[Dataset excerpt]
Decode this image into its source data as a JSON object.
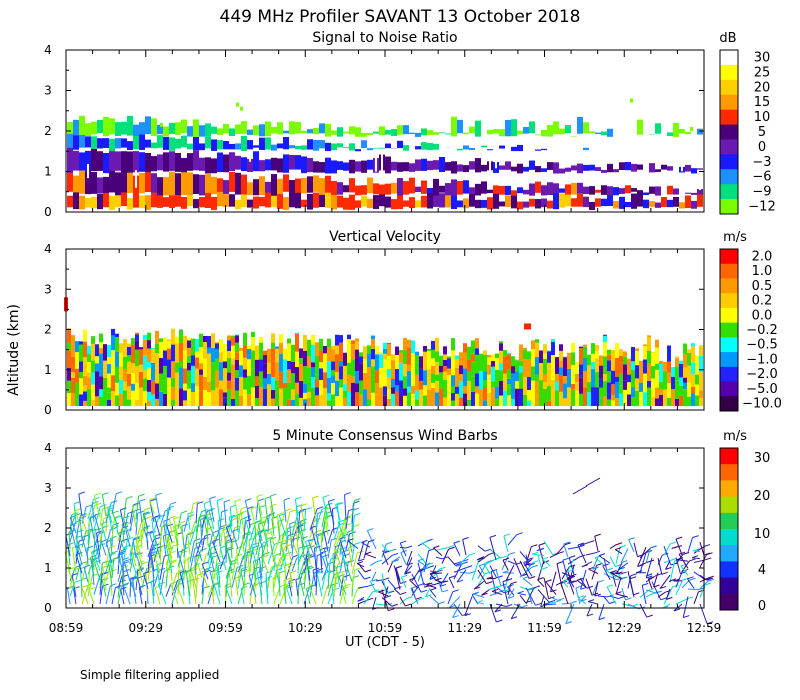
{
  "title": "449 MHz Profiler SAVANT 13 October 2018",
  "ylabel": "Altitude (km)",
  "xlabel": "UT  (CDT - 5)",
  "footnote": "Simple filtering applied",
  "x_ticks": [
    "08:59",
    "09:29",
    "09:59",
    "10:29",
    "10:59",
    "11:29",
    "11:59",
    "12:29",
    "12:59"
  ],
  "chart_data": [
    {
      "type": "heatmap",
      "title": "Signal to Noise Ratio",
      "ylabel": "Altitude (km)",
      "ylim": [
        0,
        4
      ],
      "yticks": [
        "0",
        "1",
        "2",
        "3",
        "4"
      ],
      "x_range_ut": [
        "08:59",
        "12:59"
      ],
      "colorbar": {
        "unit": "dB",
        "labels": [
          "30",
          "25",
          "20",
          "15",
          "10",
          "5",
          "0",
          "−3",
          "−6",
          "−9",
          "−12"
        ],
        "colors": [
          "#ffffff",
          "#ffff00",
          "#ffd000",
          "#ff9a00",
          "#ff2a00",
          "#4a007a",
          "#6a1ab0",
          "#1a1aff",
          "#1e90ff",
          "#00e07a",
          "#7cfc00"
        ]
      },
      "profile": [
        {
          "alt_km": [
            0.1,
            0.4
          ],
          "level": "10 to 20"
        },
        {
          "alt_km": [
            0.4,
            1.0
          ],
          "level": "5 to 15"
        },
        {
          "alt_km": [
            1.0,
            1.6
          ],
          "level": "0 to 5"
        },
        {
          "alt_km": [
            1.6,
            2.3
          ],
          "level": "-12 to -3"
        }
      ]
    },
    {
      "type": "heatmap",
      "title": "Vertical Velocity",
      "ylim": [
        0,
        4
      ],
      "yticks": [
        "0",
        "1",
        "2",
        "3",
        "4"
      ],
      "x_range_ut": [
        "08:59",
        "12:59"
      ],
      "colorbar": {
        "unit": "m/s",
        "labels": [
          "2.0",
          "1.0",
          "0.5",
          "0.2",
          "0.0",
          "−0.2",
          "−0.5",
          "−1.0",
          "−2.0",
          "−5.0",
          "−10.0"
        ],
        "colors": [
          "#ff0000",
          "#ff6600",
          "#ff9900",
          "#ffcc00",
          "#ffff00",
          "#33dd00",
          "#00ffff",
          "#0099ff",
          "#2222ff",
          "#5500aa",
          "#330044"
        ]
      },
      "typical_top_km": [
        1.3,
        2.0
      ]
    },
    {
      "type": "wind_barbs",
      "title": "5 Minute Consensus Wind Barbs",
      "ylim": [
        0,
        4
      ],
      "yticks": [
        "0",
        "1",
        "2",
        "3",
        "4"
      ],
      "x_range_ut": [
        "08:59",
        "12:59"
      ],
      "colorbar": {
        "unit": "m/s",
        "labels": [
          "30",
          "20",
          "10",
          "4",
          "0"
        ],
        "colors": [
          "#ff0000",
          "#ff6600",
          "#ffaa00",
          "#aadd00",
          "#22cc55",
          "#00ddcc",
          "#22aaff",
          "#1133ff",
          "#330099",
          "#440066"
        ]
      },
      "speed_range_ms": [
        0,
        15
      ],
      "typical_top_km": [
        1.5,
        2.6
      ]
    }
  ]
}
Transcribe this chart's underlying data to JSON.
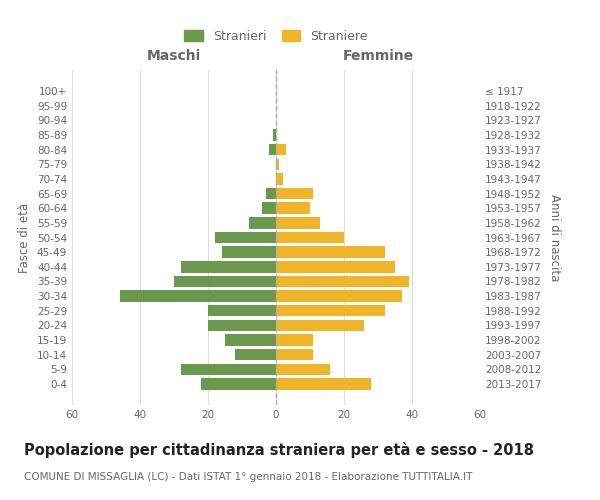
{
  "age_groups": [
    "0-4",
    "5-9",
    "10-14",
    "15-19",
    "20-24",
    "25-29",
    "30-34",
    "35-39",
    "40-44",
    "45-49",
    "50-54",
    "55-59",
    "60-64",
    "65-69",
    "70-74",
    "75-79",
    "80-84",
    "85-89",
    "90-94",
    "95-99",
    "100+"
  ],
  "birth_years": [
    "2013-2017",
    "2008-2012",
    "2003-2007",
    "1998-2002",
    "1993-1997",
    "1988-1992",
    "1983-1987",
    "1978-1982",
    "1973-1977",
    "1968-1972",
    "1963-1967",
    "1958-1962",
    "1953-1957",
    "1948-1952",
    "1943-1947",
    "1938-1942",
    "1933-1937",
    "1928-1932",
    "1923-1927",
    "1918-1922",
    "≤ 1917"
  ],
  "males": [
    22,
    28,
    12,
    15,
    20,
    20,
    46,
    30,
    28,
    16,
    18,
    8,
    4,
    3,
    0,
    0,
    2,
    1,
    0,
    0,
    0
  ],
  "females": [
    28,
    16,
    11,
    11,
    26,
    32,
    37,
    39,
    35,
    32,
    20,
    13,
    10,
    11,
    2,
    1,
    3,
    0,
    0,
    0,
    0
  ],
  "male_color": "#6a994e",
  "female_color": "#f0b429",
  "bar_height": 0.78,
  "xlim": 60,
  "title": "Popolazione per cittadinanza straniera per età e sesso - 2018",
  "subtitle": "COMUNE DI MISSAGLIA (LC) - Dati ISTAT 1° gennaio 2018 - Elaborazione TUTTITALIA.IT",
  "ylabel_left": "Fasce di età",
  "ylabel_right": "Anni di nascita",
  "header_left": "Maschi",
  "header_right": "Femmine",
  "legend_male": "Stranieri",
  "legend_female": "Straniere",
  "background_color": "#ffffff",
  "grid_color": "#cccccc",
  "text_color": "#666666",
  "title_fontsize": 10.5,
  "subtitle_fontsize": 7.5,
  "axis_label_fontsize": 8.5,
  "tick_fontsize": 7.5
}
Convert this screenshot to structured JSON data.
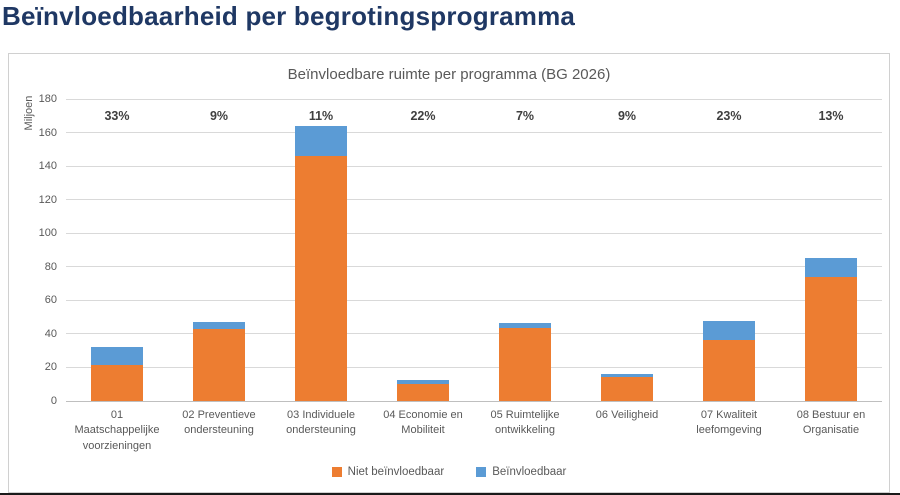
{
  "page": {
    "title": "Beïnvloedbaarheid per begrotingsprogramma"
  },
  "colors": {
    "page_title": "#1f3864",
    "niet_beinvloedbaar": "#ED7D31",
    "beinvloedbaar": "#5B9BD5",
    "axis_text": "#595959",
    "gridline": "#d9d9d9"
  },
  "chart_data": {
    "type": "bar",
    "stacked": true,
    "title": "Beïnvloedbare ruimte per programma (BG 2026)",
    "xlabel": "",
    "ylabel": "Miljoen",
    "ylim": [
      0,
      180
    ],
    "ytick_step": 20,
    "grid": true,
    "legend_position": "bottom",
    "categories": [
      "01 Maatschappelijke voorzieningen",
      "02 Preventieve ondersteuning",
      "03 Individuele ondersteuning",
      "04 Economie en Mobiliteit",
      "05 Ruimtelijke ontwikkeling",
      "06 Veiligheid",
      "07 Kwaliteit leefomgeving",
      "08 Bestuur en Organisatie"
    ],
    "series": [
      {
        "name": "Niet beïnvloedbaar",
        "color": "#ED7D31",
        "values": [
          21.5,
          43,
          146,
          10,
          43.5,
          14.5,
          36.5,
          74
        ]
      },
      {
        "name": "Beïnvloedbaar",
        "color": "#5B9BD5",
        "values": [
          10.5,
          4,
          18,
          2.8,
          3.3,
          1.5,
          11,
          11
        ]
      }
    ],
    "bar_labels": [
      "33%",
      "9%",
      "11%",
      "22%",
      "7%",
      "9%",
      "23%",
      "13%"
    ]
  }
}
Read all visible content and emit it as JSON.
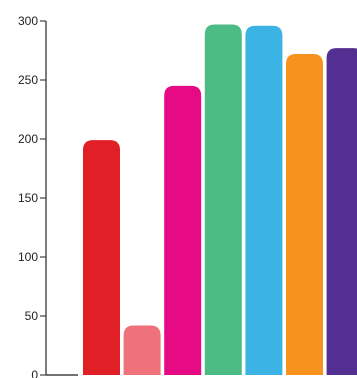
{
  "chart_data": {
    "type": "bar",
    "title": "",
    "xlabel": "",
    "ylabel": "",
    "ylim": [
      0,
      300
    ],
    "yticks": [
      0,
      50,
      100,
      150,
      200,
      250,
      300
    ],
    "grid": false,
    "bars": [
      {
        "value": 199,
        "color": "#e01f26"
      },
      {
        "value": 42,
        "color": "#ef727b"
      },
      {
        "value": 245,
        "color": "#e60b84"
      },
      {
        "value": 297,
        "color": "#4dbb84"
      },
      {
        "value": 296,
        "color": "#3bb3e5"
      },
      {
        "value": 272,
        "color": "#f7921e"
      },
      {
        "value": 277,
        "color": "#522f90"
      }
    ],
    "axis_color": "#444444"
  }
}
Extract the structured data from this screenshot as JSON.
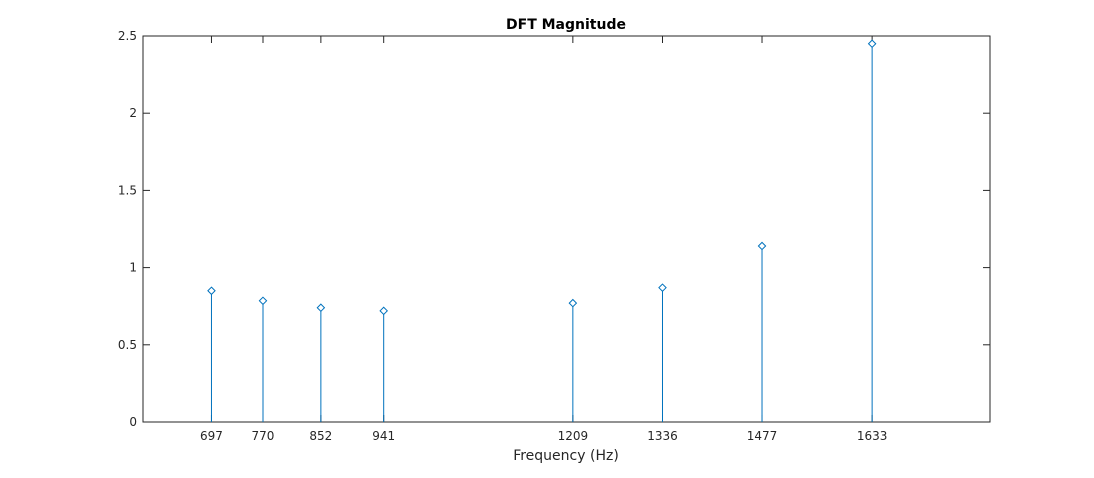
{
  "chart_data": {
    "type": "stem",
    "title": "DFT Magnitude",
    "xlabel": "Frequency (Hz)",
    "ylabel": "",
    "xlim": [
      600,
      1800
    ],
    "ylim": [
      0,
      2.5
    ],
    "x_ticks": [
      "697",
      "770",
      "852",
      "941",
      "1209",
      "1336",
      "1477",
      "1633"
    ],
    "y_ticks": [
      "0",
      "0.5",
      "1",
      "1.5",
      "2",
      "2.5"
    ],
    "x": [
      697,
      770,
      852,
      941,
      1209,
      1336,
      1477,
      1633
    ],
    "values": [
      0.85,
      0.785,
      0.74,
      0.72,
      0.77,
      0.87,
      1.14,
      2.45
    ],
    "marker": "diamond",
    "grid": false,
    "box": true,
    "colors": {
      "stem": "#0072bd",
      "axes": "#262626"
    }
  }
}
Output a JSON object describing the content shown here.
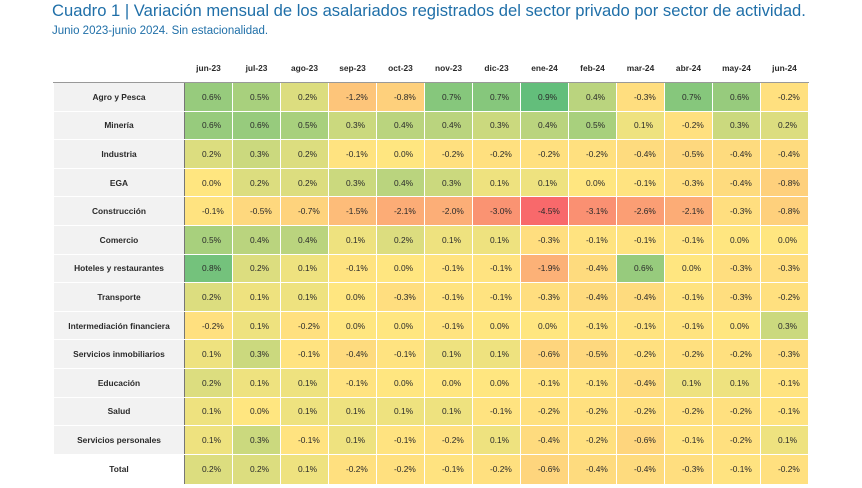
{
  "chart_data": {
    "type": "heatmap",
    "title": "Cuadro 1 | Variación mensual de los asalariados registrados del sector privado por sector de actividad.",
    "subtitle": "Junio 2023-junio 2024. Sin estacionalidad.",
    "columns": [
      "jun-23",
      "jul-23",
      "ago-23",
      "sep-23",
      "oct-23",
      "nov-23",
      "dic-23",
      "ene-24",
      "feb-24",
      "mar-24",
      "abr-24",
      "may-24",
      "jun-24"
    ],
    "rows": [
      {
        "label": "Agro y Pesca",
        "values": [
          0.6,
          0.5,
          0.2,
          -1.2,
          -0.8,
          0.7,
          0.7,
          0.9,
          0.4,
          -0.3,
          0.7,
          0.6,
          -0.2
        ]
      },
      {
        "label": "Minería",
        "values": [
          0.6,
          0.6,
          0.5,
          0.3,
          0.4,
          0.4,
          0.3,
          0.4,
          0.5,
          0.1,
          -0.2,
          0.3,
          0.2
        ]
      },
      {
        "label": "Industria",
        "values": [
          0.2,
          0.3,
          0.2,
          -0.1,
          0.0,
          -0.2,
          -0.2,
          -0.2,
          -0.2,
          -0.4,
          -0.5,
          -0.4,
          -0.4
        ]
      },
      {
        "label": "EGA",
        "values": [
          0.0,
          0.2,
          0.2,
          0.3,
          0.4,
          0.3,
          0.1,
          0.1,
          0.0,
          -0.1,
          -0.3,
          -0.4,
          -0.8
        ]
      },
      {
        "label": "Construcción",
        "values": [
          -0.1,
          -0.5,
          -0.7,
          -1.5,
          -2.1,
          -2.0,
          -3.0,
          -4.5,
          -3.1,
          -2.6,
          -2.1,
          -0.3,
          -0.8
        ]
      },
      {
        "label": "Comercio",
        "values": [
          0.5,
          0.4,
          0.4,
          0.1,
          0.2,
          0.1,
          0.1,
          -0.3,
          -0.1,
          -0.1,
          -0.1,
          0.0,
          0.0
        ]
      },
      {
        "label": "Hoteles y restaurantes",
        "values": [
          0.8,
          0.2,
          0.1,
          -0.1,
          0.0,
          -0.1,
          -0.1,
          -1.9,
          -0.4,
          0.6,
          0.0,
          -0.3,
          -0.3
        ]
      },
      {
        "label": "Transporte",
        "values": [
          0.2,
          0.1,
          0.1,
          0.0,
          -0.3,
          -0.1,
          -0.1,
          -0.3,
          -0.4,
          -0.4,
          -0.1,
          -0.3,
          -0.2
        ]
      },
      {
        "label": "Intermediación financiera",
        "values": [
          -0.2,
          0.1,
          -0.2,
          0.0,
          0.0,
          -0.1,
          0.0,
          0.0,
          -0.1,
          -0.1,
          -0.1,
          0.0,
          0.3
        ]
      },
      {
        "label": "Servicios inmobiliarios",
        "values": [
          0.1,
          0.3,
          -0.1,
          -0.4,
          -0.1,
          0.1,
          0.1,
          -0.6,
          -0.5,
          -0.2,
          -0.2,
          -0.2,
          -0.3
        ]
      },
      {
        "label": "Educación",
        "values": [
          0.2,
          0.1,
          0.1,
          -0.1,
          0.0,
          0.0,
          0.0,
          -0.1,
          -0.1,
          -0.4,
          0.1,
          0.1,
          -0.1
        ]
      },
      {
        "label": "Salud",
        "values": [
          0.1,
          0.0,
          0.1,
          0.1,
          0.1,
          0.1,
          -0.1,
          -0.2,
          -0.2,
          -0.2,
          -0.2,
          -0.2,
          -0.1
        ]
      },
      {
        "label": "Servicios personales",
        "values": [
          0.1,
          0.3,
          -0.1,
          0.1,
          -0.1,
          -0.2,
          0.1,
          -0.4,
          -0.2,
          -0.6,
          -0.1,
          -0.2,
          0.1
        ]
      }
    ],
    "total": {
      "label": "Total",
      "values": [
        0.2,
        0.2,
        0.1,
        -0.2,
        -0.2,
        -0.1,
        -0.2,
        -0.6,
        -0.4,
        -0.4,
        -0.3,
        -0.1,
        -0.2
      ]
    },
    "unit_suffix": "%",
    "colors": {
      "positive": "#63be7b",
      "neutral": "#ffe680",
      "negative": "#f8696b"
    }
  }
}
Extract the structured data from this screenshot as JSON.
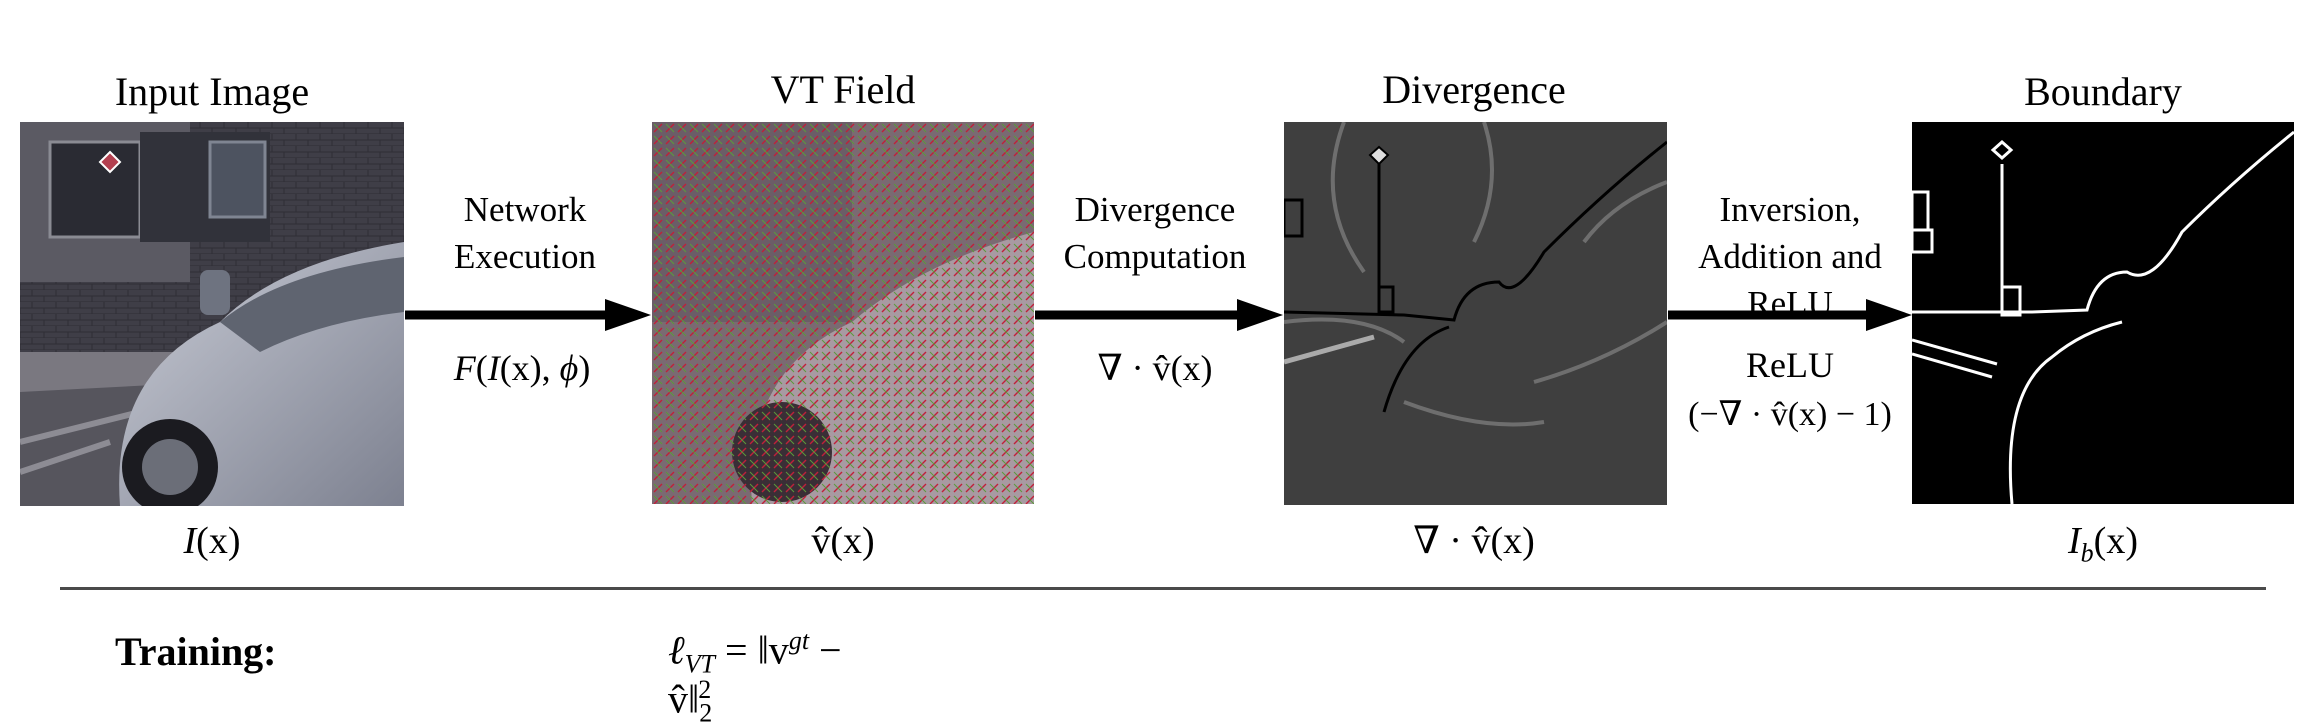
{
  "panels": {
    "input": {
      "title": "Input Image",
      "formula": "I(x)"
    },
    "vt": {
      "title": "VT Field",
      "formula": "v̂(x)"
    },
    "divergence": {
      "title": "Divergence",
      "formula": "∇ · v̂(x)"
    },
    "boundary": {
      "title": "Boundary",
      "formula": "I_b(x)"
    }
  },
  "operations": {
    "network": {
      "line1": "Network",
      "line2": "Execution",
      "formula": "F(I(x), ϕ)"
    },
    "divcomp": {
      "line1": "Divergence",
      "line2": "Computation",
      "formula": "∇ · v̂(x)"
    },
    "inversion": {
      "line1": "Inversion,",
      "line2": "Addition and",
      "line3": "ReLU",
      "formula1": "ReLU",
      "formula2": "(−∇ · v̂(x) − 1)"
    }
  },
  "training": {
    "label": "Training:",
    "loss": "ℓ_VT = ‖v^gt − v̂‖₂²"
  },
  "colors": {
    "arrow": "#000000",
    "separator": "#4a4a4a",
    "boundary_bg": "#000000",
    "boundary_line": "#ffffff"
  }
}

— DESCRIPTION OF THE TASK —
Go through the preceding material and copy each line that has the word "Servicios".

— TASK SOLUTION —
        "label": "Servicios inmobiliarios",
        "label": "Servicios personales",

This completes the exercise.